◆ **What you will do**:
Without including any pictures, write out all the entries exactly.

Stored records
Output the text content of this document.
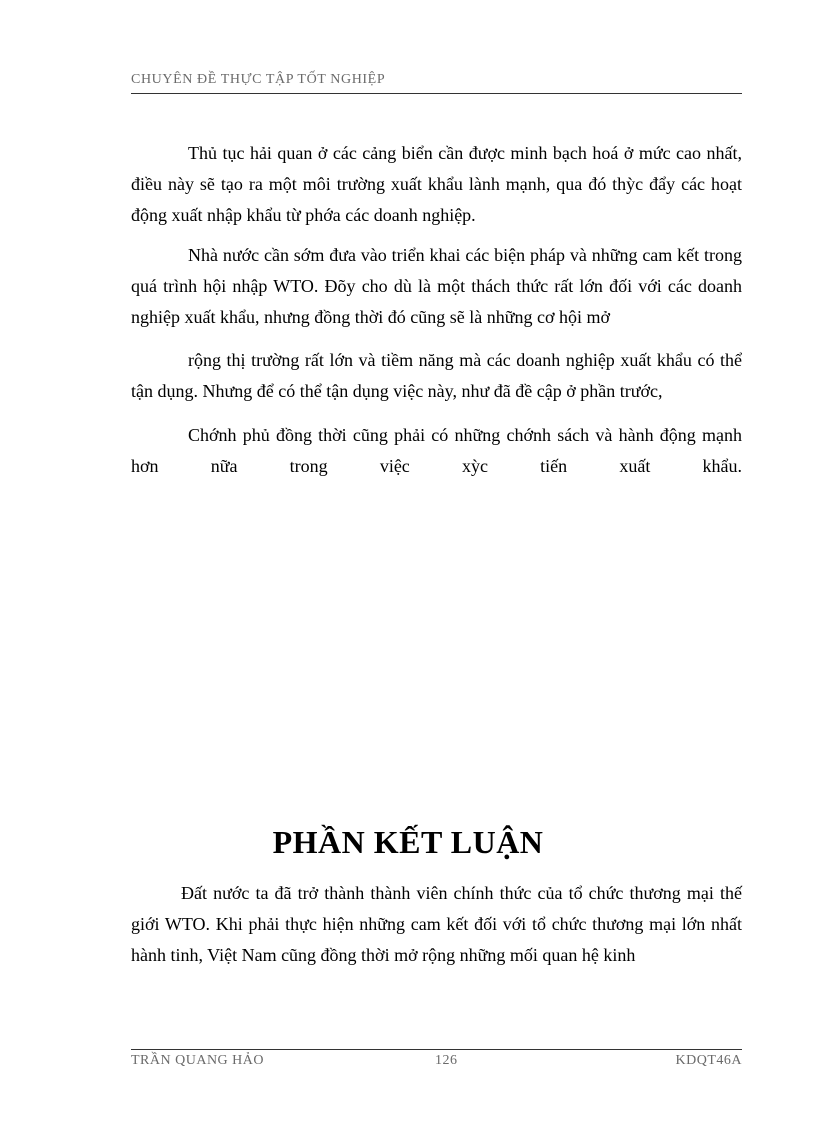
CHUYÊN ĐỀ THỰC TẬP TỐT NGHIỆP

Thủ tục hải quan ở các cảng biển cần được minh bạch hoá ở mức cao nhất, điều này sẽ tạo ra một môi trường xuất khẩu lành mạnh, qua đó thỳc đẩy các hoạt động xuất nhập khẩu từ phớa các doanh nghiệp.

Nhà nước cần sớm đưa vào triển khai các biện pháp và những cam kết trong quá trình hội nhập WTO. Đõy cho dù là một thách thức rất lớn đối với các doanh nghiệp xuất khẩu, nhưng đồng thời đó cũng sẽ là những cơ hội mở

rộng thị trường rất lớn và tiềm năng mà các doanh nghiệp xuất khẩu có thể tận dụng. Nhưng để có thể tận dụng việc này, như đã đề cập ở phần trước,

Chớnh phủ đồng thời cũng phải có những chớnh sách và hành động mạnh hơn nữa trong việc xỳc tiến xuất khẩu.

PHẦN KẾT LUẬN

Đất nước ta đã trở thành thành viên chính thức của tổ chức thương mại thế giới WTO. Khi phải thực hiện những cam kết đối với tổ chức thương mại lớn nhất hành tinh, Việt Nam cũng đồng thời mở rộng những mối quan hệ kinh

TRẦN QUANG HẢO	126	KDQT46A
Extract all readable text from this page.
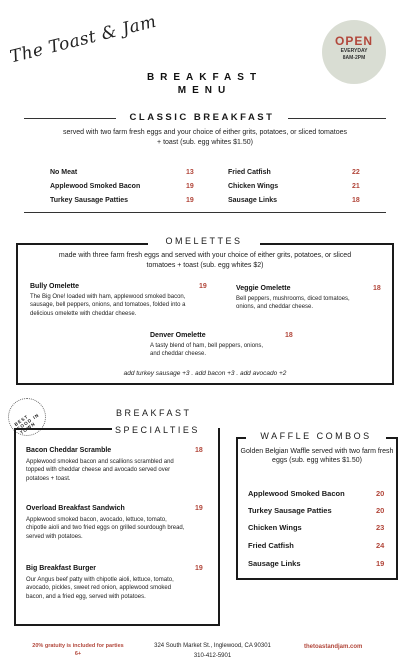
The Toast & Jam	OPEN
EVERYDAY
8AM-2PM
BREAKFAST
MENU
CLASSIC BREAKFAST
served with two farm fresh eggs and your choice of either grits, potatoes, or sliced tomatoes + toast (sub. egg whites $1.50)
No Meat	13
Applewood Smoked Bacon	19
Turkey Sausage Patties	19
Fried Catfish	22
Chicken Wings	21
Sausage Links	18
OMELETTES
made with three farm fresh eggs and served with your choice of either grits, potatoes, or sliced tomatoes + toast (sub. egg whites $2)
Bully Omelette
The Big One! loaded with ham, applewood smoked bacon, sausage, bell peppers, onions, and tomatoes, folded into a delicious omelette with cheddar cheese.
19	Veggie Omelette
Bell peppers, mushrooms, diced tomatoes, onions, and cheddar cheese.
18
Denver Omelette
A tasty blend of ham, bell peppers, onions, and cheddar cheese.
18
add turkey sausage +3 . add bacon +3 . add avocado +2
BEST FOOD IN TOWN
BREAKFAST
SPECIALTIES
Bacon Cheddar Scramble
Applewood smoked bacon and scallions scrambled and topped with cheddar cheese and avocado served over potatoes + toast.
18
Overload Breakfast Sandwich
Applewood smoked bacon, avocado, lettuce, tomato, chipotle aioli and two fried eggs on grilled sourdough bread, served with potatoes.
19
Big Breakfast Burger
Our Angus beef patty with chipotle aioli, lettuce, tomato, avocado, pickles, sweet red onion, applewood smoked bacon, and a fried egg, served with potatoes.
19
WAFFLE COMBOS
Golden Belgian Waffle served with two farm fresh eggs (sub. egg whites $1.50)
Applewood Smoked Bacon	20
Turkey Sausage Patties	20
Chicken Wings	23
Fried Catfish	24
Sausage Links	19
20% gratuity is included for parties 6+
324 South Market St., Inglewood, CA 90301
310-412-5901
thetoastandjam.com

◆ **Reply**:
Output the text content of this document.
CHUYÊN ĐỀ THỰC TẬP TỐT NGHIỆP

Thủ tục hải quan ở các cảng biển cần được minh bạch hoá ở mức cao nhất, điều này sẽ tạo ra một môi trường xuất khẩu lành mạnh, qua đó thỳc đẩy các hoạt động xuất nhập khẩu từ phớa các doanh nghiệp.

Nhà nước cần sớm đưa vào triển khai các biện pháp và những cam kết trong quá trình hội nhập WTO. Đõy cho dù là một thách thức rất lớn đối với các doanh nghiệp xuất khẩu, nhưng đồng thời đó cũng sẽ là những cơ hội mở

rộng thị trường rất lớn và tiềm năng mà các doanh nghiệp xuất khẩu có thể tận dụng. Nhưng để có thể tận dụng việc này, như đã đề cập ở phần trước,

Chớnh phủ đồng thời cũng phải có những chớnh sách và hành động mạnh hơn nữa trong việc xỳc tiến xuất khẩu.

PHẦN KẾT LUẬN

Đất nước ta đã trở thành thành viên chính thức của tổ chức thương mại thế giới WTO. Khi phải thực hiện những cam kết đối với tổ chức thương mại lớn nhất hành tinh, Việt Nam cũng đồng thời mở rộng những mối quan hệ kinh

TRẦN QUANG HẢO	126	KDQT46A
Extract all readable text from this page.
The Toast & Jam	OPEN
EVERYDAY
8AM-2PM
BREAKFAST
MENU
CLASSIC BREAKFAST
served with two farm fresh eggs and your choice of either grits, potatoes, or sliced tomatoes + toast (sub. egg whites $1.50)
No Meat	13
Applewood Smoked Bacon	19
Turkey Sausage Patties	19
Fried Catfish	22
Chicken Wings	21
Sausage Links	18
OMELETTES
made with three farm fresh eggs and served with your choice of either grits, potatoes, or sliced tomatoes + toast (sub. egg whites $2)
Bully Omelette
The Big One! loaded with ham, applewood smoked bacon, sausage, bell peppers, onions, and tomatoes, folded into a delicious omelette with cheddar cheese.
19	Veggie Omelette
Bell peppers, mushrooms, diced tomatoes, onions, and cheddar cheese.
18
Denver Omelette
A tasty blend of ham, bell peppers, onions, and cheddar cheese.
18
add turkey sausage +3 . add bacon +3 . add avocado +2
BEST FOOD IN TOWN
BREAKFAST
SPECIALTIES
Bacon Cheddar Scramble
Applewood smoked bacon and scallions scrambled and topped with cheddar cheese and avocado served over potatoes + toast.
18
Overload Breakfast Sandwich
Applewood smoked bacon, avocado, lettuce, tomato, chipotle aioli and two fried eggs on grilled sourdough bread, served with potatoes.
19
Big Breakfast Burger
Our Angus beef patty with chipotle aioli, lettuce, tomato, avocado, pickles, sweet red onion, applewood smoked bacon, and a fried egg, served with potatoes.
19
WAFFLE COMBOS
Golden Belgian Waffle served with two farm fresh eggs (sub. egg whites $1.50)
Applewood Smoked Bacon	20
Turkey Sausage Patties	20
Chicken Wings	23
Fried Catfish	24
Sausage Links	19
20% gratuity is included for parties 6+
324 South Market St., Inglewood, CA 90301
310-412-5901
thetoastandjam.com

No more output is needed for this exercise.